**Source extract:**
-- -- --
RNS Number:2821K
Marsh & McLennan Co Inc
23 April 2003
Media Contacts: Investor Contact:
Barbara Perlmutter Jim Fingeroth Mike Bischoff
MMC Kekst and Company MMC
(212) 345-5585 (212) 521-4819 (212) 345-5470
MMC REPORTS FIRST QUARTER RESULTS
Earnings Per Share Rises 11 Percent
Strong Performance Driven by Risk and Insurance Services
NEW YORK, NEW YORK, April 23, 2003-Marsh & McLennan Companies, Inc. (MMC) today
reported financial results for the quarter ended March 31, 2003. Consolidated
revenues increased 8 percent to $2.9 billion from $2.6 billion in the first
quarter of 2002. Net income grew 6 percent to $443 million from $418 million,
and earnings per share increased 11 percent to $.81 from $.73.
Jeffrey W. Greenberg, chairman, said: "MMC's first quarter results were driven
by Marsh's strong performance. Insurance and reinsurance broking operations
achieved double-digit growth throughout all geographies. Putnam continued to
take steps to improve its operations and strengthen its prospects for growth.
Mercer performed well, increasing revenues and profits at the strongest pace in
two years."
Risk and insurance services revenues in the first quarter rose to $1.8 billion
from $1.5 billion, an increase of 20 percent. Marsh's revenue growth on a
constant currency basis was 15 percent. (Constant currency measures the change
in revenue using consistent currency exchange rates, before acquisitions.)
Operating income increased 21 percent to $560 million from $462 million. Clients
have a heightened awareness that risks have increased and become more complex.
At the same time, they are facing restricted terms and conditions, coverage
exclusions, and higher prices for commercial liability insurance. Marsh's full
range of specialized services and its unparalleled access to worldwide insurance
markets are of great value to clients. In the first quarter, risk management and
insurance broking revenues grew 23 percent (17 percent on a constant currency
basis), and reinsurance broking and services grew 26 percent (23 percent on a
constant currency basis).
Putnam's revenues declined 25 percent to $445 million, and operating income
declined from $175 million to $103 million, reflecting the weakness in U.S.
equity markets. Profitability in the quarter also was affected by the reduction
in value of Putnam's investments, including start-up funds. Within its
investment management area, Putnam added new leadership and refined its
decision-making processes. Putnam's average assets under management during the
first quarter were $244 billion, a decline of 21 percent from the $310 billion
in average assets in last year's first quarter. Positive asset flows in Putnam's
institutional and international businesses were more than offset by net outflows
in retail mutual funds. Total assets under management on March 31, 2003 were
$241 billion, 4 percent lower than the $251 billion of assets at year-end 2002.
Mercer's revenues in the first quarter increased 12 percent to $634 million from
$565 million. Operating income rose 12 percent to $83 million from $74 million.
Mercer's revenue growth on a constant currency basis was 5 percent. Mercer's
first quarter results reflect growth in almost all of its consulting practices,
including significant improvement in health care and group benefits, human
capital, and organizational change consulting. Growth in retirement services and
economic consulting continued, with a decline in management consulting.
-- -- --
**Problems to solve:**
**1)** In the MMC first-quarter results release, what were Putnam's average assets under management during the first quarter of 2003?
**2)** Continue the MMC first-quarter results release from the point where it stops.
-- -- --
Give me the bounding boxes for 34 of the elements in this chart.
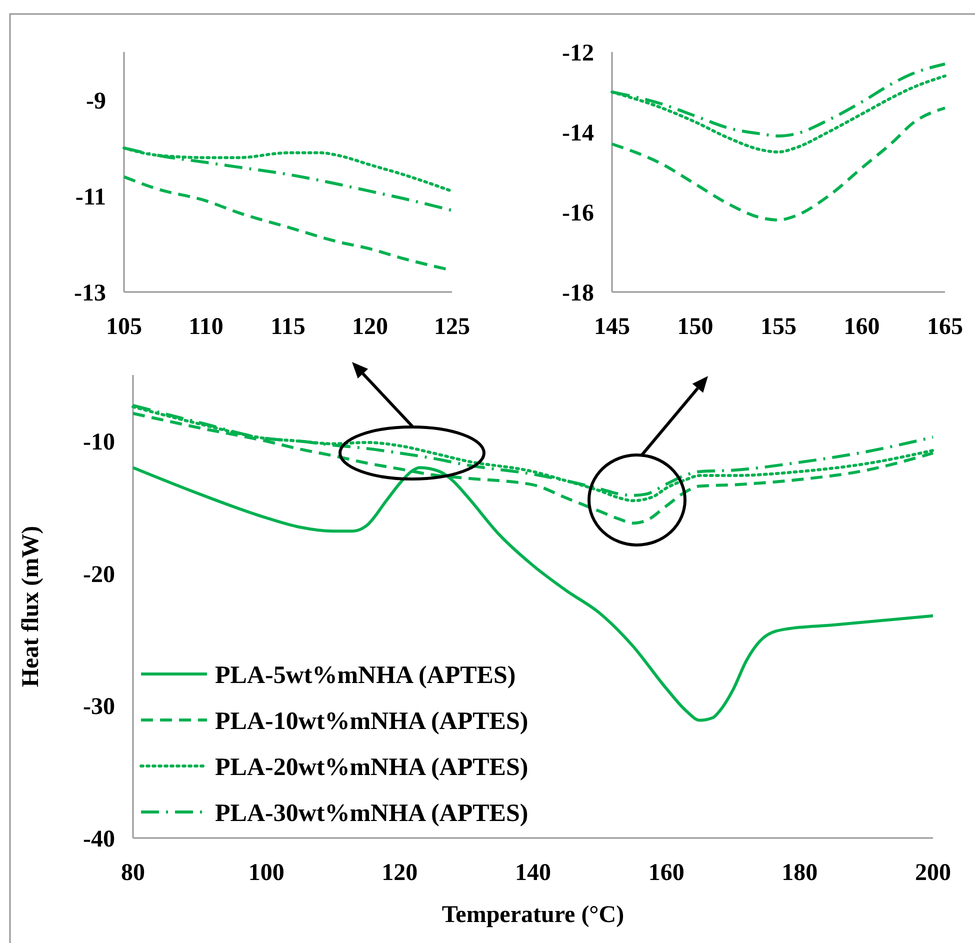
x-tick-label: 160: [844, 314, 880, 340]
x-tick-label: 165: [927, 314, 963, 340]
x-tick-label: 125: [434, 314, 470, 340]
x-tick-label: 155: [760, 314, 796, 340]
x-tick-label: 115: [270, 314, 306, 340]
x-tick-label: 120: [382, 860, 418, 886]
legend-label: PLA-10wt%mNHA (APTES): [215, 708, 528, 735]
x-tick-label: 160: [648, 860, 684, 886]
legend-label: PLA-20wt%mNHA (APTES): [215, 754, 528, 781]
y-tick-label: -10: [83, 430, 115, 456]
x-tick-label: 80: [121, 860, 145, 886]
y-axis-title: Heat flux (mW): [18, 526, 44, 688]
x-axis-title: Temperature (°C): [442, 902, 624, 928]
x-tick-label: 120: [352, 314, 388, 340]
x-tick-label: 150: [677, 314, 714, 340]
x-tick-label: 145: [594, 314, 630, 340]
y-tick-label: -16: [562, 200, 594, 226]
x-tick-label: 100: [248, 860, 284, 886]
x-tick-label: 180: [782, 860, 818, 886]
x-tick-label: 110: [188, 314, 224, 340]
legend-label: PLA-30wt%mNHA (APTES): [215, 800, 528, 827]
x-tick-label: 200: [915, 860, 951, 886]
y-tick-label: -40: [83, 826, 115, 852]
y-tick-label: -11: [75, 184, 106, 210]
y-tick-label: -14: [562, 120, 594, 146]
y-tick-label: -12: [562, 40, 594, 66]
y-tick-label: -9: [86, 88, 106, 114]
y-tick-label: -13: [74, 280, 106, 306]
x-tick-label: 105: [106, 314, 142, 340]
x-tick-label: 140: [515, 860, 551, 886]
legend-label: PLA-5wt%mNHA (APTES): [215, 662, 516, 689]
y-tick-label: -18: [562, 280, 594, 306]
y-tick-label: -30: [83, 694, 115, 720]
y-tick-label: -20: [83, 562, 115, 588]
-- -- --
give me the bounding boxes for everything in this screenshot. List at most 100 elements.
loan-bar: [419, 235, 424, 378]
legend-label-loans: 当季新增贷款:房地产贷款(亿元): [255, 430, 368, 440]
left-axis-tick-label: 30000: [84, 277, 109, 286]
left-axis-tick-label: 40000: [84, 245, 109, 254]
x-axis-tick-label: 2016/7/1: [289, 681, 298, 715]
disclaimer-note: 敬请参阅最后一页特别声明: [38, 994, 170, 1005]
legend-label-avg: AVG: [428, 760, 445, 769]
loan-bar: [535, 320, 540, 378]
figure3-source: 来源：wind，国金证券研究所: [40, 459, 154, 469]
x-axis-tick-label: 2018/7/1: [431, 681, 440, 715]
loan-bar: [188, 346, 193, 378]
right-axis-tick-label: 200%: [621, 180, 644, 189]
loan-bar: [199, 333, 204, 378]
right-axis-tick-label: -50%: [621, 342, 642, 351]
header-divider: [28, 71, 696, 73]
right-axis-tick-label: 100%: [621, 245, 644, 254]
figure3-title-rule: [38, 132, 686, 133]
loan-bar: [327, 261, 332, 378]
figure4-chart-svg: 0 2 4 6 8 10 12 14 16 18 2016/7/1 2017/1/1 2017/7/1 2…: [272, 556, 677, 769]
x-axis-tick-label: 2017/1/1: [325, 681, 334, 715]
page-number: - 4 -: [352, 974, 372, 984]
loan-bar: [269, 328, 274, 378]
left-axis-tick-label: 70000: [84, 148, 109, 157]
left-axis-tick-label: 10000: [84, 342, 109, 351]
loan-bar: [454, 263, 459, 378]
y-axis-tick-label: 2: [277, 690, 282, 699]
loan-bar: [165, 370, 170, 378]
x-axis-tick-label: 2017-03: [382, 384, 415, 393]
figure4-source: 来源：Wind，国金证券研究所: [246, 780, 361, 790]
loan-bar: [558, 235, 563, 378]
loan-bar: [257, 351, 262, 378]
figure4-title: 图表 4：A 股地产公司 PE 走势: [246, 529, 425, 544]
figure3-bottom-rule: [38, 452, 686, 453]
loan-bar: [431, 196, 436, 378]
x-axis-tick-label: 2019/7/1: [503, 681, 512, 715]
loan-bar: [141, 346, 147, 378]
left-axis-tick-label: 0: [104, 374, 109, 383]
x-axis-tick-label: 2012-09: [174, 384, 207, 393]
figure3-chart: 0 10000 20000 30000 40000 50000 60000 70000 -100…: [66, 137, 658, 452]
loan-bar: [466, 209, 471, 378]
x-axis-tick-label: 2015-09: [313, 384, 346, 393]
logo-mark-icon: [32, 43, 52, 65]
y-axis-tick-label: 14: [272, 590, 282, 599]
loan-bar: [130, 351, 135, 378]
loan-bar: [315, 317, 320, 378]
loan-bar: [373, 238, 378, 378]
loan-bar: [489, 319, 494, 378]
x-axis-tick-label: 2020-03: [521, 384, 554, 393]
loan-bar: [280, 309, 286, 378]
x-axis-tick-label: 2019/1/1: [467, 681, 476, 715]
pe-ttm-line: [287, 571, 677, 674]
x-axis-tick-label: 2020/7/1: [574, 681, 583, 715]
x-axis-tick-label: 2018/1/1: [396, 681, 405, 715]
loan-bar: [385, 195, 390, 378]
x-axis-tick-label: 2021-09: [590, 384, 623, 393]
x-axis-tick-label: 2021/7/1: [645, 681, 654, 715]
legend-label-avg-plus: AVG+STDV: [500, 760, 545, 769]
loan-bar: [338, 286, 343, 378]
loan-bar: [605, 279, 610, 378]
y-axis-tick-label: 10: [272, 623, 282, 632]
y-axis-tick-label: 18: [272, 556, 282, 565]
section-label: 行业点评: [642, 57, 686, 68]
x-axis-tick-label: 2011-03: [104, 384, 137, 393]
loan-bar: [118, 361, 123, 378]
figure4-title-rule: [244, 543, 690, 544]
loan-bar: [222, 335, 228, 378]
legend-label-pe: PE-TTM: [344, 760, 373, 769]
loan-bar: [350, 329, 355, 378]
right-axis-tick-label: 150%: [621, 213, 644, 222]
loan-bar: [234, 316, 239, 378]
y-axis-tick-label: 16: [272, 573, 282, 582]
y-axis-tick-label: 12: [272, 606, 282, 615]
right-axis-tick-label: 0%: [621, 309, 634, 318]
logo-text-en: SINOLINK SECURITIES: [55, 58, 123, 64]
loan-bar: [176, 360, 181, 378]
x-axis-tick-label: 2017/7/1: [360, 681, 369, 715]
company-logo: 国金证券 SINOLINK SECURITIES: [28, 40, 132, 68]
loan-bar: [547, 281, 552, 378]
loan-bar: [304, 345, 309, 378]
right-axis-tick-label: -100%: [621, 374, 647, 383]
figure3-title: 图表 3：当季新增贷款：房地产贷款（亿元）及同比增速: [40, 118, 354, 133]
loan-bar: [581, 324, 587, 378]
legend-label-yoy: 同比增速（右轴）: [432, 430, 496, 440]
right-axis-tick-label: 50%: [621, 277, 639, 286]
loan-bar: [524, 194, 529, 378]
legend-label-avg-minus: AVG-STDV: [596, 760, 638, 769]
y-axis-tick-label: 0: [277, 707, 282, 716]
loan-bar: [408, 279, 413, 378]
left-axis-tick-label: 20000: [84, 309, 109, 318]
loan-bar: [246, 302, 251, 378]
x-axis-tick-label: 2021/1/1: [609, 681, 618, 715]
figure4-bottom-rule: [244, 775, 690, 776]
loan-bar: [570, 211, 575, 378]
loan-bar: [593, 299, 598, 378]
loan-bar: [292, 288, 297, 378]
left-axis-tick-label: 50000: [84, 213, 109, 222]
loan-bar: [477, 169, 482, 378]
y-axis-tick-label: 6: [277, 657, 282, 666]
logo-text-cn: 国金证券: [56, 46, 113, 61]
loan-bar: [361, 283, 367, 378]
-- -- --
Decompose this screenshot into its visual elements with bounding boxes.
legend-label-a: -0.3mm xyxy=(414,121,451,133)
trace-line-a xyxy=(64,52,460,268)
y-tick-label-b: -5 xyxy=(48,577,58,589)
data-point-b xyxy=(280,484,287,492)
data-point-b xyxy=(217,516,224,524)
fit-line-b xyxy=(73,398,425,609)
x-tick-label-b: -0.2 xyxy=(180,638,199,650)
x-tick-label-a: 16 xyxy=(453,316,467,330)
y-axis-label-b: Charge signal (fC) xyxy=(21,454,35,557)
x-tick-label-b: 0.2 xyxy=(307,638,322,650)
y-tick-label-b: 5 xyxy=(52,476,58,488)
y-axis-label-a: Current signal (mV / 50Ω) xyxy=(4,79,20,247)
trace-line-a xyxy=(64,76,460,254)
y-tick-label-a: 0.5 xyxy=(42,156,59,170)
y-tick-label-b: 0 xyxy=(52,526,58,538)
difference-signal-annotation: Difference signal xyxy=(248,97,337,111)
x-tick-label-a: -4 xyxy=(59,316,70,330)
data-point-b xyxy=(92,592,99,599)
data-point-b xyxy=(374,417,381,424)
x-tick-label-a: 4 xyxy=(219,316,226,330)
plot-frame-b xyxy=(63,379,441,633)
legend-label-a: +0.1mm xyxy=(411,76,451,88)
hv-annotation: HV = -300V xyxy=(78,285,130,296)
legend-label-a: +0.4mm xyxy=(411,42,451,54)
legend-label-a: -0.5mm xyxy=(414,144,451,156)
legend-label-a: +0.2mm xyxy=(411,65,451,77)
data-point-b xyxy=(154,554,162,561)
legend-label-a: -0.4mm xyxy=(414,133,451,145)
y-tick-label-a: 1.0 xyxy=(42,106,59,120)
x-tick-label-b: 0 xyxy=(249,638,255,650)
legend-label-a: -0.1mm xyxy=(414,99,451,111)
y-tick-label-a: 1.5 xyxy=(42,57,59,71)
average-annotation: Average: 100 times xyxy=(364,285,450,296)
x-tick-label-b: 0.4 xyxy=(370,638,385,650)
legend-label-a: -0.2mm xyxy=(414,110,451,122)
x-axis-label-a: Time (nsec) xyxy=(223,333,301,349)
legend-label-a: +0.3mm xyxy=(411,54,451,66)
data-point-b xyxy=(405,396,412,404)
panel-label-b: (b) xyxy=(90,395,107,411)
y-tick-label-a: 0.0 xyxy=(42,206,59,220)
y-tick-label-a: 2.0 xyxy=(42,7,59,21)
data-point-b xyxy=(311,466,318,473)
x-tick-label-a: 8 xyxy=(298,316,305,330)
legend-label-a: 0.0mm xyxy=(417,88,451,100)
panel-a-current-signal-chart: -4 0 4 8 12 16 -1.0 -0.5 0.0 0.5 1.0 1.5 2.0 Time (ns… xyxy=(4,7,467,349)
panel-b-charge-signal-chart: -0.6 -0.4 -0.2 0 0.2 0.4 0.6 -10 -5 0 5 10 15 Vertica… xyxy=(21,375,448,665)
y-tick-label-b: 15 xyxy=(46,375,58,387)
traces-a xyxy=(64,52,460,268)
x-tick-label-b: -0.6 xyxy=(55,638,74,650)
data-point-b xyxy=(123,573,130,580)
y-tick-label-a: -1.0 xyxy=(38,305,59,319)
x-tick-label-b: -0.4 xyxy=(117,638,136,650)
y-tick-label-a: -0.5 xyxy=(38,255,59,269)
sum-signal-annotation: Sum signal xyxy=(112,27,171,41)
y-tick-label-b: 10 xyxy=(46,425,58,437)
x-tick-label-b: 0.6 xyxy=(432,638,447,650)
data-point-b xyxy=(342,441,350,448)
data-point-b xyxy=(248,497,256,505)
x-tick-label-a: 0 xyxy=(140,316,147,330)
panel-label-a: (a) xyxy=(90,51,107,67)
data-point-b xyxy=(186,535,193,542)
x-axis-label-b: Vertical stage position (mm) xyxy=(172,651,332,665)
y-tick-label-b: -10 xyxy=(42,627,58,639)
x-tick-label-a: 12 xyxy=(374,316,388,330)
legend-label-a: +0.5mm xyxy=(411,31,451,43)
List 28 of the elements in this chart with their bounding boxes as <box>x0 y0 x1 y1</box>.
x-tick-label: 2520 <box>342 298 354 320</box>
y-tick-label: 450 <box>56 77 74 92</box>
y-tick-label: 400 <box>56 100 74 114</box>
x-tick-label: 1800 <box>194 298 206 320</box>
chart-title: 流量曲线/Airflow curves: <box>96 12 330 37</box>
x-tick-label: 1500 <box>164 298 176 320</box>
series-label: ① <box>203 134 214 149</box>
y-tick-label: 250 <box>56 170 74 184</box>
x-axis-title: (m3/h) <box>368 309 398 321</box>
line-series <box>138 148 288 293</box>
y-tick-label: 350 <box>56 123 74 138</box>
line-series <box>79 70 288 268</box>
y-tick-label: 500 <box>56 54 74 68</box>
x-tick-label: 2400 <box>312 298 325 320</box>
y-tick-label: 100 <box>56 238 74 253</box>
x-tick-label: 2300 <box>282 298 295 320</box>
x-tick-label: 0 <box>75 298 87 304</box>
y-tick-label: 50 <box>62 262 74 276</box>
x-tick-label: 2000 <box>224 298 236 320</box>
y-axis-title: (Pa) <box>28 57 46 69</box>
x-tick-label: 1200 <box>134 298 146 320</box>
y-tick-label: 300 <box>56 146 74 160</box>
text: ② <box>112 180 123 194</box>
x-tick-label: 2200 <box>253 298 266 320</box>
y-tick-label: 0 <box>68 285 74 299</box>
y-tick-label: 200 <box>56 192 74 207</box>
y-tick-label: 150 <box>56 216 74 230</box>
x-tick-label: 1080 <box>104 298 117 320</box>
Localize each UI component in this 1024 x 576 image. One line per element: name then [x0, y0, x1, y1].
-- -- --
**Results in order:**
**1)** $244 billion

**2)**
MMC continued to produce strong cash flow in the first quarter. The company paid
$151 million in dividends to shareholders and repurchased 7.8 million shares of
common stock for $321 million. As a result of MMC's share repurchase program,
which more than offset requirements of stock benefit plans, shares outstanding
were reduced by 2.4 million in the quarter and 12.9 million over the past 12
months.
MMC is a global professional services firm with annual revenues exceeding $10
billion. It is the parent company of Marsh Inc., the world's leading risk and
insurance services firm; Putnam Investments, one of the largest investment
management companies in the United States; and Mercer Inc., a major global
provider of consulting services. Approximately 59,000 employees provide
analysis, advice and transactional capabilities to clients in over 100
countries. Its stock (ticker symbol: MMC) is listed on the New York, Chicago,
Pacific, and London stock exchanges. MMC's website address is www.mmc.com.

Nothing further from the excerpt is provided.